— WORK TO DO —
Please repeat all of the listing exactly.

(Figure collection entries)

╭──

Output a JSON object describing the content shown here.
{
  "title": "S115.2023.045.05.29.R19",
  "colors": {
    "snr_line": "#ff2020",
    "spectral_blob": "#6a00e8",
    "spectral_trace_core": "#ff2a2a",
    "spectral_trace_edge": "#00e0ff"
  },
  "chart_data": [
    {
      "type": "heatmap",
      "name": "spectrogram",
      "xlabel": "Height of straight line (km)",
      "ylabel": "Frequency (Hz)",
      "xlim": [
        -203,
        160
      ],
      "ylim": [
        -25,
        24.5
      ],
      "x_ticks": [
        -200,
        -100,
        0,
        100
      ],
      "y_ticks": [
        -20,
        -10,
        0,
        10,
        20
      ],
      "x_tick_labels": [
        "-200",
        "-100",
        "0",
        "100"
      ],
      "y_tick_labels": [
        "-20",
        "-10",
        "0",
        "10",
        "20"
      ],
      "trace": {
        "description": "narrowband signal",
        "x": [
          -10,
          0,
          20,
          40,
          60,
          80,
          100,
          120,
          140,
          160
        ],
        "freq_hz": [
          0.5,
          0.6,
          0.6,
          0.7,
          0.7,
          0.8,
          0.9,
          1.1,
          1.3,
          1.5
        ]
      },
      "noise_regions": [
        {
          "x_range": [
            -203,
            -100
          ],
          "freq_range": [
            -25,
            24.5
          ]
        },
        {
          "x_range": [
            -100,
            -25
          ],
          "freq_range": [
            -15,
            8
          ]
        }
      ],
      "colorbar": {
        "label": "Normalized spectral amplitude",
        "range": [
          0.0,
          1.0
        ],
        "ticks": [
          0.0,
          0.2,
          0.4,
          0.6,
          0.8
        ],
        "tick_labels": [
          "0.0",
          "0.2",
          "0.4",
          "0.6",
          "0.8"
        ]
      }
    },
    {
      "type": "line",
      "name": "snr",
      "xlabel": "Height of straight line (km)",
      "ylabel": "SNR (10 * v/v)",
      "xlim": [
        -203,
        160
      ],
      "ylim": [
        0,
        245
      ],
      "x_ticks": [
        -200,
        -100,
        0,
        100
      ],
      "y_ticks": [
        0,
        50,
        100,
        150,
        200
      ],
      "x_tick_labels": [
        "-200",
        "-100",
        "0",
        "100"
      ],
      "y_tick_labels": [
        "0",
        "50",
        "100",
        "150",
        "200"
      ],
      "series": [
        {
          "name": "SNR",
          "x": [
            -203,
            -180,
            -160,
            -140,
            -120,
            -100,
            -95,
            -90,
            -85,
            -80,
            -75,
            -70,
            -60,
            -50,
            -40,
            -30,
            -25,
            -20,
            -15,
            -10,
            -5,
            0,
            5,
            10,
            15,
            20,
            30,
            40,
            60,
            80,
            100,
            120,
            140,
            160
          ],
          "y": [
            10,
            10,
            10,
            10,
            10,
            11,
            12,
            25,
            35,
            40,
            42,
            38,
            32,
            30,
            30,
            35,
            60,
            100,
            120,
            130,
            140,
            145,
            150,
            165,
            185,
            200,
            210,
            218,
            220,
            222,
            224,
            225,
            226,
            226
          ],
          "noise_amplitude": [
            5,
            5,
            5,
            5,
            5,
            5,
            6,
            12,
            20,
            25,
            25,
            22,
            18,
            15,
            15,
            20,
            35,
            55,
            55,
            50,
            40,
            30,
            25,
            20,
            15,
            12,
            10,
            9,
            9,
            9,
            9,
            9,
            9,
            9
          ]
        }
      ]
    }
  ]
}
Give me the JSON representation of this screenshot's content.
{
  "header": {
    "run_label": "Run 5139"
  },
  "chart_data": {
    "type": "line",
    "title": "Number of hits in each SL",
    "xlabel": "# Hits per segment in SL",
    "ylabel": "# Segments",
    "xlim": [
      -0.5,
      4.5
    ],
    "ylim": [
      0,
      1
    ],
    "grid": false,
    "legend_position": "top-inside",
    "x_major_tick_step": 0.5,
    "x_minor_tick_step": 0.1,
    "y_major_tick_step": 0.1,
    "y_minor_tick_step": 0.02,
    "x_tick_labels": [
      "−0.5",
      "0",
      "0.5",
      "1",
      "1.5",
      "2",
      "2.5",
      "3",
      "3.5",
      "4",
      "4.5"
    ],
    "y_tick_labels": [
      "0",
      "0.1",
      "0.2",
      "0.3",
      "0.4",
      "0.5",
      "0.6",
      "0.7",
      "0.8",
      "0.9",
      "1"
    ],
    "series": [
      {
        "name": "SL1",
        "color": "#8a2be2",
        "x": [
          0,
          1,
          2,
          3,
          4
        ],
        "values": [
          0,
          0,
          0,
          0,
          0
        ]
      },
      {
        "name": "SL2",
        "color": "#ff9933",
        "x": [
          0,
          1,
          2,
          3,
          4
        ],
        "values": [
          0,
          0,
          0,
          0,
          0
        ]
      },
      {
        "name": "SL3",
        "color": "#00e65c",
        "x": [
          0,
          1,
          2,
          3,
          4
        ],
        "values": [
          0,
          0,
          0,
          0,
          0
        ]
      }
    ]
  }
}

╰──

— OUTPUT —
Output a JSON object describing the content shown here.
{
  "title": "S115.2023.045.05.29.R19",
  "colors": {
    "snr_line": "#ff2020",
    "spectral_blob": "#6a00e8",
    "spectral_trace_core": "#ff2a2a",
    "spectral_trace_edge": "#00e0ff"
  },
  "chart_data": [
    {
      "type": "heatmap",
      "name": "spectrogram",
      "xlabel": "Height of straight line (km)",
      "ylabel": "Frequency (Hz)",
      "xlim": [
        -203,
        160
      ],
      "ylim": [
        -25,
        24.5
      ],
      "x_ticks": [
        -200,
        -100,
        0,
        100
      ],
      "y_ticks": [
        -20,
        -10,
        0,
        10,
        20
      ],
      "x_tick_labels": [
        "-200",
        "-100",
        "0",
        "100"
      ],
      "y_tick_labels": [
        "-20",
        "-10",
        "0",
        "10",
        "20"
      ],
      "trace": {
        "description": "narrowband signal",
        "x": [
          -10,
          0,
          20,
          40,
          60,
          80,
          100,
          120,
          140,
          160
        ],
        "freq_hz": [
          0.5,
          0.6,
          0.6,
          0.7,
          0.7,
          0.8,
          0.9,
          1.1,
          1.3,
          1.5
        ]
      },
      "noise_regions": [
        {
          "x_range": [
            -203,
            -100
          ],
          "freq_range": [
            -25,
            24.5
          ]
        },
        {
          "x_range": [
            -100,
            -25
          ],
          "freq_range": [
            -15,
            8
          ]
        }
      ],
      "colorbar": {
        "label": "Normalized spectral amplitude",
        "range": [
          0.0,
          1.0
        ],
        "ticks": [
          0.0,
          0.2,
          0.4,
          0.6,
          0.8
        ],
        "tick_labels": [
          "0.0",
          "0.2",
          "0.4",
          "0.6",
          "0.8"
        ]
      }
    },
    {
      "type": "line",
      "name": "snr",
      "xlabel": "Height of straight line (km)",
      "ylabel": "SNR (10 * v/v)",
      "xlim": [
        -203,
        160
      ],
      "ylim": [
        0,
        245
      ],
      "x_ticks": [
        -200,
        -100,
        0,
        100
      ],
      "y_ticks": [
        0,
        50,
        100,
        150,
        200
      ],
      "x_tick_labels": [
        "-200",
        "-100",
        "0",
        "100"
      ],
      "y_tick_labels": [
        "0",
        "50",
        "100",
        "150",
        "200"
      ],
      "series": [
        {
          "name": "SNR",
          "x": [
            -203,
            -180,
            -160,
            -140,
            -120,
            -100,
            -95,
            -90,
            -85,
            -80,
            -75,
            -70,
            -60,
            -50,
            -40,
            -30,
            -25,
            -20,
            -15,
            -10,
            -5,
            0,
            5,
            10,
            15,
            20,
            30,
            40,
            60,
            80,
            100,
            120,
            140,
            160
          ],
          "y": [
            10,
            10,
            10,
            10,
            10,
            11,
            12,
            25,
            35,
            40,
            42,
            38,
            32,
            30,
            30,
            35,
            60,
            100,
            120,
            130,
            140,
            145,
            150,
            165,
            185,
            200,
            210,
            218,
            220,
            222,
            224,
            225,
            226,
            226
          ],
          "noise_amplitude": [
            5,
            5,
            5,
            5,
            5,
            5,
            6,
            12,
            20,
            25,
            25,
            22,
            18,
            15,
            15,
            20,
            35,
            55,
            55,
            50,
            40,
            30,
            25,
            20,
            15,
            12,
            10,
            9,
            9,
            9,
            9,
            9,
            9,
            9
          ]
        }
      ]
    }
  ]
}
Give me the JSON representation of this screenshot's content.
{
  "header": {
    "run_label": "Run 5139"
  },
  "chart_data": {
    "type": "line",
    "title": "Number of hits in each SL",
    "xlabel": "# Hits per segment in SL",
    "ylabel": "# Segments",
    "xlim": [
      -0.5,
      4.5
    ],
    "ylim": [
      0,
      1
    ],
    "grid": false,
    "legend_position": "top-inside",
    "x_major_tick_step": 0.5,
    "x_minor_tick_step": 0.1,
    "y_major_tick_step": 0.1,
    "y_minor_tick_step": 0.02,
    "x_tick_labels": [
      "−0.5",
      "0",
      "0.5",
      "1",
      "1.5",
      "2",
      "2.5",
      "3",
      "3.5",
      "4",
      "4.5"
    ],
    "y_tick_labels": [
      "0",
      "0.1",
      "0.2",
      "0.3",
      "0.4",
      "0.5",
      "0.6",
      "0.7",
      "0.8",
      "0.9",
      "1"
    ],
    "series": [
      {
        "name": "SL1",
        "color": "#8a2be2",
        "x": [
          0,
          1,
          2,
          3,
          4
        ],
        "values": [
          0,
          0,
          0,
          0,
          0
        ]
      },
      {
        "name": "SL2",
        "color": "#ff9933",
        "x": [
          0,
          1,
          2,
          3,
          4
        ],
        "values": [
          0,
          0,
          0,
          0,
          0
        ]
      },
      {
        "name": "SL3",
        "color": "#00e65c",
        "x": [
          0,
          1,
          2,
          3,
          4
        ],
        "values": [
          0,
          0,
          0,
          0,
          0
        ]
      }
    ]
  }
}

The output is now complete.